But for the non-Kobes of the world like Stephon Marbury, those same rights to ridiculous shots have been ordained by mythical hip-hop basketball gods. And yet a notch lower, Jamal Crawford, who for all his talents will never be an All-Star, has adopted this mentality. I’m elated when he scores 52 on Detroit while hitting umpteen straight shots but less so when he jacks three straight ill-advised shots during a relatively close game. I’m stunned/amazed when he abuses Denver at their home stadium after being down 15, grabs the game-winning steal and sinks the winning three. Not so much impressed when he throws full-court lob passes to the docile Eddy Curry.
※
— EXERCISE —
Quote the passage on Stephon Marbury, Jamal Crawford, and shot selection in full, word for word.

— INFORMATION PROVIDED —
※
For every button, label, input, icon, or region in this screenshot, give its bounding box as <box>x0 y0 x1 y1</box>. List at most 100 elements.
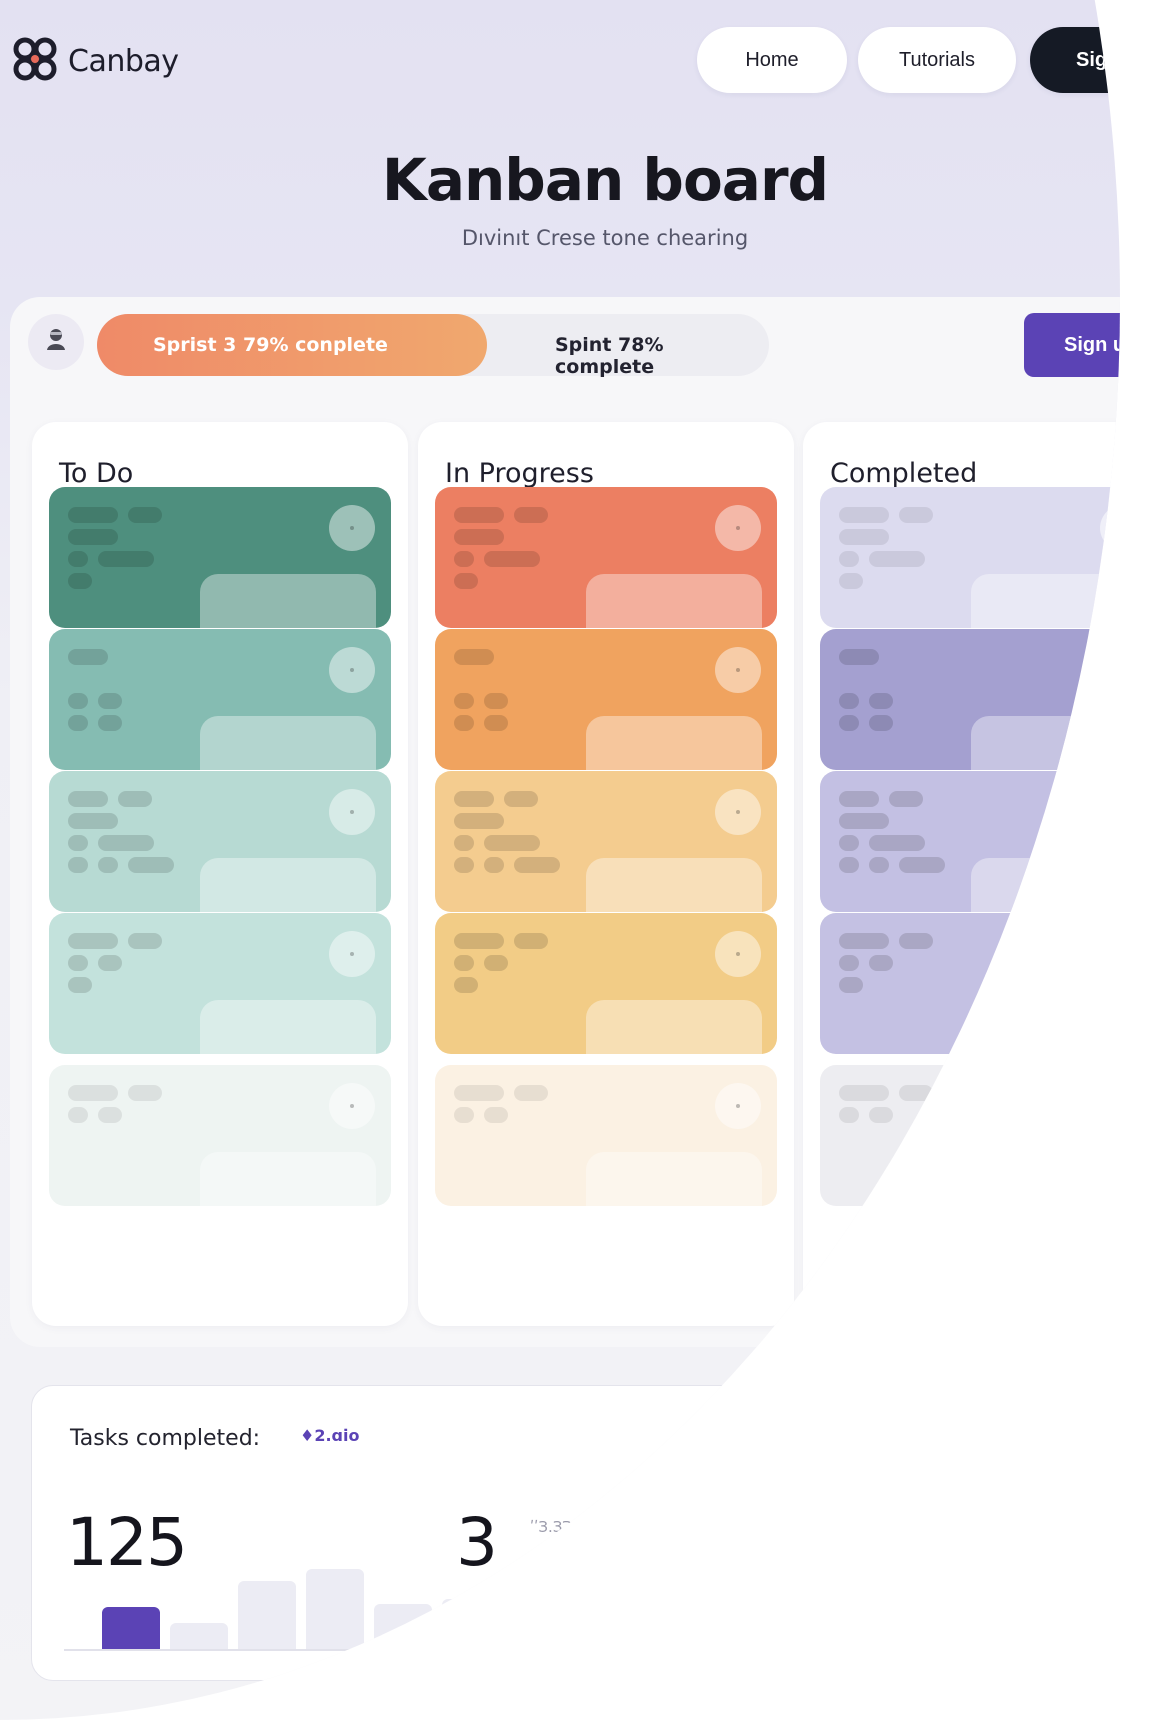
※
— FULL ANSWER —
But for the non-Kobes of the world like Stephon Marbury, those same rights to ridiculous shots have been ordained by mythical hip-hop basketball gods. And yet a notch lower, Jamal Crawford, who for all his talents will never be an All-Star, has adopted this mentality. I’m elated when he scores 52 on Detroit while hitting umpteen straight shots but less so when he jacks three straight ill-advised shots during a relatively close game. I’m stunned/amazed when he abuses Denver at their home stadium after being down 15, grabs the game-winning steal and sinks the winning three. Not so much impressed when he throws full-court lob passes to the docile Eddy Curry.